[Entries with figure data]

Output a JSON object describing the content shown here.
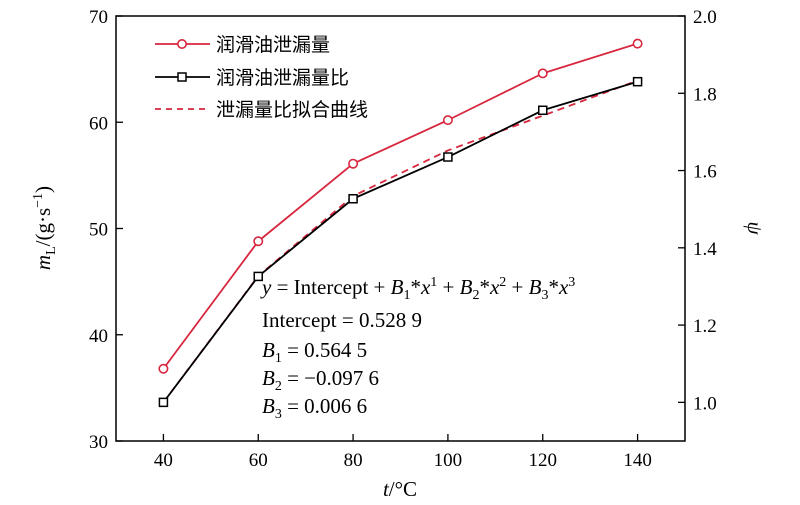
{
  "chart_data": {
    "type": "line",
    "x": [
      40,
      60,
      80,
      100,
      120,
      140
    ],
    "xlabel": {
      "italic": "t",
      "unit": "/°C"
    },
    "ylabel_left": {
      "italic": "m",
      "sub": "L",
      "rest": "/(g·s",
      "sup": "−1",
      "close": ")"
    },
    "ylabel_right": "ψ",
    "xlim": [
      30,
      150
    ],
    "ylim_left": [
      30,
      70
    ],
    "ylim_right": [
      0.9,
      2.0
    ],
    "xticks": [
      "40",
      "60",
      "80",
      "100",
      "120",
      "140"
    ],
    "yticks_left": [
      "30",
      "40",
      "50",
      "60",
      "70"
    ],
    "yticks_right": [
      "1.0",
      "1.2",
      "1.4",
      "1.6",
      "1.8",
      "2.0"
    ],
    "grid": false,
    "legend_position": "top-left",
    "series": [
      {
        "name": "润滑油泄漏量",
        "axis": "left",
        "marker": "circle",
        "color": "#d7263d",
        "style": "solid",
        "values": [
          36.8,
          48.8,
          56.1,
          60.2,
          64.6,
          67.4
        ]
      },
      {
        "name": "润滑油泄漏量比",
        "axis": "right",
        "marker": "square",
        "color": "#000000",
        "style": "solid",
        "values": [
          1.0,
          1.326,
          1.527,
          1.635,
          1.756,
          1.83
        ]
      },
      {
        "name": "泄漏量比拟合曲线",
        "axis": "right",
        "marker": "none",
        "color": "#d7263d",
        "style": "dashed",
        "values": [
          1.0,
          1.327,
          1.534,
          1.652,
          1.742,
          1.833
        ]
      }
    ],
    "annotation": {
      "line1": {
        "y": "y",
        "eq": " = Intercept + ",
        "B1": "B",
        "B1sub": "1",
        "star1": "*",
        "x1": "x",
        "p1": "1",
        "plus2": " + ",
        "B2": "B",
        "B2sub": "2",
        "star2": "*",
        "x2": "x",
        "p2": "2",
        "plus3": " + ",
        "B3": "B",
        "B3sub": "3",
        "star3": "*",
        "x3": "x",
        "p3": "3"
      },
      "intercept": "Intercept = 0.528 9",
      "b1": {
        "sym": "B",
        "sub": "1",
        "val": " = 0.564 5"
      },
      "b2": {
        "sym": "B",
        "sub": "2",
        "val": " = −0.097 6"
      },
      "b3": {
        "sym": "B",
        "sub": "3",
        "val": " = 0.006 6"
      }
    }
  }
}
==
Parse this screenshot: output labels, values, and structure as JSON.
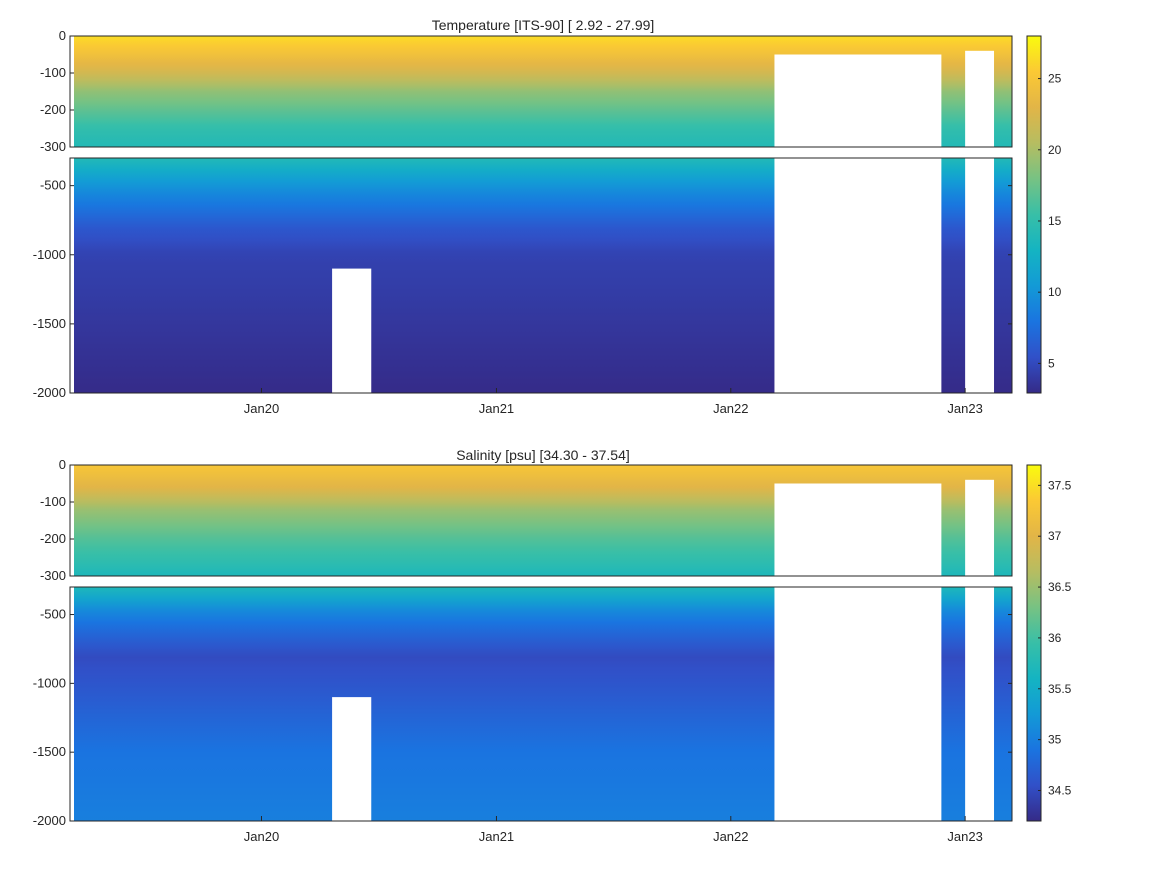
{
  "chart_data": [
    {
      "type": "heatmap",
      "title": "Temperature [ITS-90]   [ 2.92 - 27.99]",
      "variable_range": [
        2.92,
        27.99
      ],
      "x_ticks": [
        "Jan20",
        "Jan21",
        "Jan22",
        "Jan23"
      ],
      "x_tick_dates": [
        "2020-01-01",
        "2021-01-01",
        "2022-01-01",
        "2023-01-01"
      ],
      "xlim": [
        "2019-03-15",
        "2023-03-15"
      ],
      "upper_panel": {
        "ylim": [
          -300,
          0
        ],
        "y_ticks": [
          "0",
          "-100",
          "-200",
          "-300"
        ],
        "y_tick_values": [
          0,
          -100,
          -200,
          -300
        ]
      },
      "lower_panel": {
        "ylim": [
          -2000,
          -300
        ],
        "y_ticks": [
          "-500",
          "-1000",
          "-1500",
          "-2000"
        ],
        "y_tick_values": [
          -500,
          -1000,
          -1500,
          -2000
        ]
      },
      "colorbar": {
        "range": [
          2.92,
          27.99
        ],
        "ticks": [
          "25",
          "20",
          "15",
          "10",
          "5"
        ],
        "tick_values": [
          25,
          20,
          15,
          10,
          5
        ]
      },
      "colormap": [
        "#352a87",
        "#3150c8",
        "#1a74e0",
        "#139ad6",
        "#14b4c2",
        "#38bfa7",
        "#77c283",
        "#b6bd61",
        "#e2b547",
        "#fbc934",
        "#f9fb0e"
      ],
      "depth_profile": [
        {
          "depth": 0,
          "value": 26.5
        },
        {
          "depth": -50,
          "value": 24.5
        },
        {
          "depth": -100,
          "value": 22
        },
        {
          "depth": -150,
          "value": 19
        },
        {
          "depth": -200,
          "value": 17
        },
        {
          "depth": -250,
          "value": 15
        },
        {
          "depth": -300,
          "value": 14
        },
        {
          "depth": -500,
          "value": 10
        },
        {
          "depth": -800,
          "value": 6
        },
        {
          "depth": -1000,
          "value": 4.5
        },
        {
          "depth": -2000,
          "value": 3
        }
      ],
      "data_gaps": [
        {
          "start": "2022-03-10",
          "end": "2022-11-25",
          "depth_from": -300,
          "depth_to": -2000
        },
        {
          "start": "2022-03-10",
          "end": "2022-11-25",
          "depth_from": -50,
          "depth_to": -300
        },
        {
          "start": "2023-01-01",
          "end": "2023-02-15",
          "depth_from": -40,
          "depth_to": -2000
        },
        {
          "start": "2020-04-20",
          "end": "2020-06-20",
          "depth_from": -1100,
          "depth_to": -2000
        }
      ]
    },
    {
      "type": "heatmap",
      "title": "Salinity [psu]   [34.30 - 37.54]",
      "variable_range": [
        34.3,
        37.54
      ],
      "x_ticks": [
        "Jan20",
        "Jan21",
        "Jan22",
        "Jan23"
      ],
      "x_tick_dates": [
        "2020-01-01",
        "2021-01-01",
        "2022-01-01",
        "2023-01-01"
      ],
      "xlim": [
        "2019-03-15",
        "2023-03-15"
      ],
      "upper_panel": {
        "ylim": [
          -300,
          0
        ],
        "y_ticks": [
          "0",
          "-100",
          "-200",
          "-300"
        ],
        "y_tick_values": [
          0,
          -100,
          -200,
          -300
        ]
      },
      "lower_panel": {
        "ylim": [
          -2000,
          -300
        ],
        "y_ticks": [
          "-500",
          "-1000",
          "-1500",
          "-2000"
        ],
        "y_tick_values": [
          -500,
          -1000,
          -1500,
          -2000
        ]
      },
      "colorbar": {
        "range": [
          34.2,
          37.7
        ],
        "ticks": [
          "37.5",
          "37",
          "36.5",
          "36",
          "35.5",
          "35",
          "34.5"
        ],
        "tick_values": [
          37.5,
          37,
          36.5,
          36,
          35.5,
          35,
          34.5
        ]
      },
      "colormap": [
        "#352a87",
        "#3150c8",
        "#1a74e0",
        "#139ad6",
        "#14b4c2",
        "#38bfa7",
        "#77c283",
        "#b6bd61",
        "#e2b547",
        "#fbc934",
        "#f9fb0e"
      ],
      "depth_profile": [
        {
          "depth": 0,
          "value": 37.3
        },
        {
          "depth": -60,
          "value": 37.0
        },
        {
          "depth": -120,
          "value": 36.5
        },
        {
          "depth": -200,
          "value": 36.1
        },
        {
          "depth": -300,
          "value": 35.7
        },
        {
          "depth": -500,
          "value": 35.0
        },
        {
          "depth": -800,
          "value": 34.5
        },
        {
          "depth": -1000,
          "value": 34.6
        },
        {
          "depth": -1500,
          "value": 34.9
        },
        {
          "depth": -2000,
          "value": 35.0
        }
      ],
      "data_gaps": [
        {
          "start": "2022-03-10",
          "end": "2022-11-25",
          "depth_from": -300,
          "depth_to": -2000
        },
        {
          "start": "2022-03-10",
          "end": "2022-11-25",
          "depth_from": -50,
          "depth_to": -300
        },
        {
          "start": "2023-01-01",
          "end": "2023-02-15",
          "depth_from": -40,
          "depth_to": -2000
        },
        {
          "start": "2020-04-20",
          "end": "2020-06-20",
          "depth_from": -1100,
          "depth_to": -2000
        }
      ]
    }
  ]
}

GIVEN TASK » Track down all lines above with the string "name" and copy them.

ANSWER BELOW »
        "name": "润滑油泄漏量",
        "name": "润滑油泄漏量比",
        "name": "泄漏量比拟合曲线",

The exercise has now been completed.